WORK TASK A:
In the AML treatment passage, which protein does gemtuzumab ozogamicin target?
WORK TASK B:
Write out the stretch of the AML treatment passage from "Immunotherapy Approaches" through "from immune attack.".
WORK TASK C:
Extend the passage on AML treatments, starting after its last sentence.

─── EXERCISE PASSAGE

BCL-2 and CD33 Targeting
A different targeted approach involves agents like venetoclax, which inhibits the BCL-2 protein. BCL-2 helps cancer cells survive, and blocking it can trigger cell death. Venetoclax is often combined with low-dose chemotherapy drugs like azacitidine or low-dose cytarabine, particularly for older patients or those unable to tolerate intensive chemotherapy. Gemtuzumab ozogamicin is an antibody-drug conjugate that targets the CD33 protein found on most AML cells. This antibody delivers a chemotherapy drug directly to leukemia cells, reducing systemic toxicity.
Immunotherapy Approaches
Immunotherapy represents a distinct class of AML medicines that leverage or enhance the body’s own immune system to identify and destroy cancer cells. Unlike chemotherapy or targeted drugs that directly attack cancer cells, immunotherapy aims to empower the patient’s immune response. While successful in other cancers, its application in AML is continuously evolving.
Monoclonal Antibodies
One strategy involves monoclonal antibodies, which are laboratory-made immune proteins designed to bind to specific targets on cancer cells. Other monoclonal antibodies are being investigated that target different proteins on AML cells, such as CD123 or CD47, aiming to either directly kill the cells or block signals that protect them from immune attack.
CAR T-cell Therapy
Another area of research in AML immunotherapy includes Chimeric Antigen Receptor (CAR) T-cell therapy, which has shown promise in other blood cancers. This therapy involves extracting a patient’s T-cells, genetically modifying them to express CARs that recognize specific antigens on leukemia cells, and then reinfusing them. While CAR T-cell therapy for AML faces challenges due to shared antigens between leukemia cells and healthy blood-forming cells, ongoing research explores strategies like targeting multiple antigens to improve safety and efficacy.
Stem Cell Transplantation
Stem cell transplantation, also known as bone marrow transplant, is a potentially curative treatment for AML. This procedure involves replacing diseased bone marrow with healthy stem cells, relying on high-dose chemotherapy as a preparatory step. This intensive conditioning regimen eliminates remaining cancer cells and suppresses the patient’s immune system to prevent rejection of transplanted cells.

──────
─── RECORD EXCERPTS

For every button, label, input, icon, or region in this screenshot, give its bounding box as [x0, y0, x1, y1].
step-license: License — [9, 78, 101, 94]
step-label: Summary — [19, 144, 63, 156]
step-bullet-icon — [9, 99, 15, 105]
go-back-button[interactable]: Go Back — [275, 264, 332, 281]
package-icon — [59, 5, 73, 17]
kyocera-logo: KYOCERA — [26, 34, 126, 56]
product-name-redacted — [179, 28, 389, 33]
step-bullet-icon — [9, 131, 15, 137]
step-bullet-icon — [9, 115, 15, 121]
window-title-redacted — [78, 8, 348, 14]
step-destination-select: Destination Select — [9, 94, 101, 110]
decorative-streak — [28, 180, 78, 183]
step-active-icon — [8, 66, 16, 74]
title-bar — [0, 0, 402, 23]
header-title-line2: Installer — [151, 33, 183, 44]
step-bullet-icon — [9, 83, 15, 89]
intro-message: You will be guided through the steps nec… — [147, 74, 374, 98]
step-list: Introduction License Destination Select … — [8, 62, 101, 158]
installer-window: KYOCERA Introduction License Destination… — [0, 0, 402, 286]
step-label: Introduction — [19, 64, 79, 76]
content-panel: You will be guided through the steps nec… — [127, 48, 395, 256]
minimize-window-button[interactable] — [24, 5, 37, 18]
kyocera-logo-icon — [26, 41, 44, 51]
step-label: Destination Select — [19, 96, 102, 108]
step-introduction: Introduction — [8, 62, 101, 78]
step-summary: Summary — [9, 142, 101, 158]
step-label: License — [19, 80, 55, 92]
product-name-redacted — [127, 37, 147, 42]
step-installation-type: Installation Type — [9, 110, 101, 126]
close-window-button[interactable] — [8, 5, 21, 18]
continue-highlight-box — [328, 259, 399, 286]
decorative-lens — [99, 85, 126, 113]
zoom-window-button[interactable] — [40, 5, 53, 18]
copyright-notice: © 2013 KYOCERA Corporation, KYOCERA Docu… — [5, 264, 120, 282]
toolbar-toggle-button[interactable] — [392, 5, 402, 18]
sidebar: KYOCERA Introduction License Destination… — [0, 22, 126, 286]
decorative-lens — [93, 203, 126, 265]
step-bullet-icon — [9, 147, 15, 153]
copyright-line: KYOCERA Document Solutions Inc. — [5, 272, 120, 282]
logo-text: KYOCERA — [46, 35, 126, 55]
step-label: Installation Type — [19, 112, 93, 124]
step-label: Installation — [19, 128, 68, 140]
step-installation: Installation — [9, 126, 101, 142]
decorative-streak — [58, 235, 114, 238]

──────

ANSWER A:
The CD33 protein, which is found on most AML cells.

ANSWER B:
Immunotherapy Approaches
Immunotherapy represents a distinct class of AML medicines that leverage or enhance the body’s own immune system to identify and destroy cancer cells. Unlike chemotherapy or targeted drugs that directly attack cancer cells, immunotherapy aims to empower the patient’s immune response. While successful in other cancers, its application in AML is continuously evolving.
Monoclonal Antibodies
One strategy involves monoclonal antibodies, which are laboratory-made immune proteins designed to bind to specific targets on cancer cells. Other monoclonal antibodies are being investigated that target different proteins on AML cells, such as CD123 or CD47, aiming to either directly kill the cells or block signals that protect them from immune attack.

ANSWER C:
Conditioning Regimen
The conditioning regimen typically involves very high doses of chemotherapy, sometimes combined with total body radiation therapy, administered over several days. A common myeloablative conditioning regimen might include high-dose cytarabine along with other chemotherapy drugs like busulfan or melphalan. This aggressive treatment aims to destroy all existing bone marrow, including any residual leukemia cells. Younger and healthier patients are candidates for these intensive myeloablative regimens due to their ability to tolerate significant side effects.
Stem Cell Infusion
Following conditioning therapy, healthy blood-forming stem cells, usually from a matched donor (allogeneic transplant), are infused. These new stem cells travel to the bone marrow, where they engraft and begin producing healthy blood cells, effectively replacing the diseased marrow. In some cases, a “mini-transplant” or reduced-intensity conditioning regimen may be used for older or less fit patients. This involves lower doses of chemotherapy that suppress the immune system without completely destroying the bone marrow, allowing donor cells to establish a new immune system that can recognize and attack any remaining leukemia cells, a phenomenon known as the graft-versus-leukemia effect.